- STATED TASK
Please pull out every line that includes the string "Alfred".

- INPUT FOR THIS TASK
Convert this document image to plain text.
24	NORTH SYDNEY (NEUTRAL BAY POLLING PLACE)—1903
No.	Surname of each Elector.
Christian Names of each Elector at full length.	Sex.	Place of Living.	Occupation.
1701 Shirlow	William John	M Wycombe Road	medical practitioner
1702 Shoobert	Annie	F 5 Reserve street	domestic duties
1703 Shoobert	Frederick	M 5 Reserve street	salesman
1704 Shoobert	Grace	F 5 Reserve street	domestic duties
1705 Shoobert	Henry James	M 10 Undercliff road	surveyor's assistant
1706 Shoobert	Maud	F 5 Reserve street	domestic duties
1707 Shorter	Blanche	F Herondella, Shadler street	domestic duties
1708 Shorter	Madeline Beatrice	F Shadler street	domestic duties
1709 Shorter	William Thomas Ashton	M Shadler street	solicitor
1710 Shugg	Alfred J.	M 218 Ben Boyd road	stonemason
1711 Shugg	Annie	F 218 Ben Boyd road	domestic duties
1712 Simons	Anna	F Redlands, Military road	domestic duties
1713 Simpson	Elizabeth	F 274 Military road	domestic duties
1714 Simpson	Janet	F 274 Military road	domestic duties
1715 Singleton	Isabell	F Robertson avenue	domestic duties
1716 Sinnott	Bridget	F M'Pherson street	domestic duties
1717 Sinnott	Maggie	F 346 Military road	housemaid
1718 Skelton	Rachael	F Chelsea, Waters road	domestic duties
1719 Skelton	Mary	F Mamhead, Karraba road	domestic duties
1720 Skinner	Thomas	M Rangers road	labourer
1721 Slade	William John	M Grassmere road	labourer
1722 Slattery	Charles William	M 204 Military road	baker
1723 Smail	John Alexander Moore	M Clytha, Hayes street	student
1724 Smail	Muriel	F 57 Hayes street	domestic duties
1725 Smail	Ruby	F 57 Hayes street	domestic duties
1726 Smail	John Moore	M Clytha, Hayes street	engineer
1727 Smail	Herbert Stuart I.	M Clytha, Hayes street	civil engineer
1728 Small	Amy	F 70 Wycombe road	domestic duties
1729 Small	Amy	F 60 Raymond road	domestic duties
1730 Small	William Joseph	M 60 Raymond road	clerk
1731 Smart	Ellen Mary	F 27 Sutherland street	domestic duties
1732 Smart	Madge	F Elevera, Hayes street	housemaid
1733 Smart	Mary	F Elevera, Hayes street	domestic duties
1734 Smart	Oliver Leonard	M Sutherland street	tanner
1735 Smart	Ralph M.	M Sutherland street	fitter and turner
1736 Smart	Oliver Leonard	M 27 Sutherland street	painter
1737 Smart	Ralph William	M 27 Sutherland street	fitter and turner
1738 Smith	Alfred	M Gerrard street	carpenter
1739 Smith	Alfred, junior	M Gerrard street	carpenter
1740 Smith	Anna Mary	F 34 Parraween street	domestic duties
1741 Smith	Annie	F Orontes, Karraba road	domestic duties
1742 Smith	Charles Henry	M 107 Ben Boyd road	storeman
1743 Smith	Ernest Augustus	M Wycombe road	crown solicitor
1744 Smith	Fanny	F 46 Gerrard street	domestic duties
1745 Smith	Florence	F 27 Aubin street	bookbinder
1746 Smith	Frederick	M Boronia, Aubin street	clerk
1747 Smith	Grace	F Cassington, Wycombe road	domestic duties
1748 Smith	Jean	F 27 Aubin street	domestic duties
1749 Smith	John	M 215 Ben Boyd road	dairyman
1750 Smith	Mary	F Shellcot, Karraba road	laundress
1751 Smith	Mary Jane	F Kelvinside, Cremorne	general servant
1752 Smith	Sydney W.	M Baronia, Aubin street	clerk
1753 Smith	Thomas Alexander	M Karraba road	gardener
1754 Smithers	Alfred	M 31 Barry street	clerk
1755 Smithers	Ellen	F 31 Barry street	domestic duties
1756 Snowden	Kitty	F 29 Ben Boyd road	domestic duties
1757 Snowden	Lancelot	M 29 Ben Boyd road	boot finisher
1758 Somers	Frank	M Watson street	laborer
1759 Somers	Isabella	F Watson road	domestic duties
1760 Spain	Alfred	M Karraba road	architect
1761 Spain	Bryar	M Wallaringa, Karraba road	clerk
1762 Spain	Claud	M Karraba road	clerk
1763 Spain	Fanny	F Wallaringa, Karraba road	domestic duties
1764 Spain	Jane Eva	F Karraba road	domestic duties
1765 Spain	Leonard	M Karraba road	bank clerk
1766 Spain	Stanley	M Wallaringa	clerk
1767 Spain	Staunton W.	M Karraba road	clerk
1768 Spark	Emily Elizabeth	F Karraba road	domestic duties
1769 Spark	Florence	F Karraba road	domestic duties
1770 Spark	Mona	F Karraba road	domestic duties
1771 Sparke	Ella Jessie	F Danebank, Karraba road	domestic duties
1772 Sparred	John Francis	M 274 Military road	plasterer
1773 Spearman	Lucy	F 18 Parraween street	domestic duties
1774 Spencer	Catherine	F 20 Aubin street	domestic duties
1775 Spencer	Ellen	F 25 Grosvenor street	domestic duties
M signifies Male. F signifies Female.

- SOLUTION TO THIS EXERCISE
1710 Shugg	Alfred J.	M 218 Ben Boyd road	stonemason
1738 Smith	Alfred	M Gerrard street	carpenter
1739 Smith	Alfred, junior	M Gerrard street	carpenter
1754 Smithers	Alfred	M 31 Barry street	clerk
1760 Spain	Alfred	M Karraba road	architect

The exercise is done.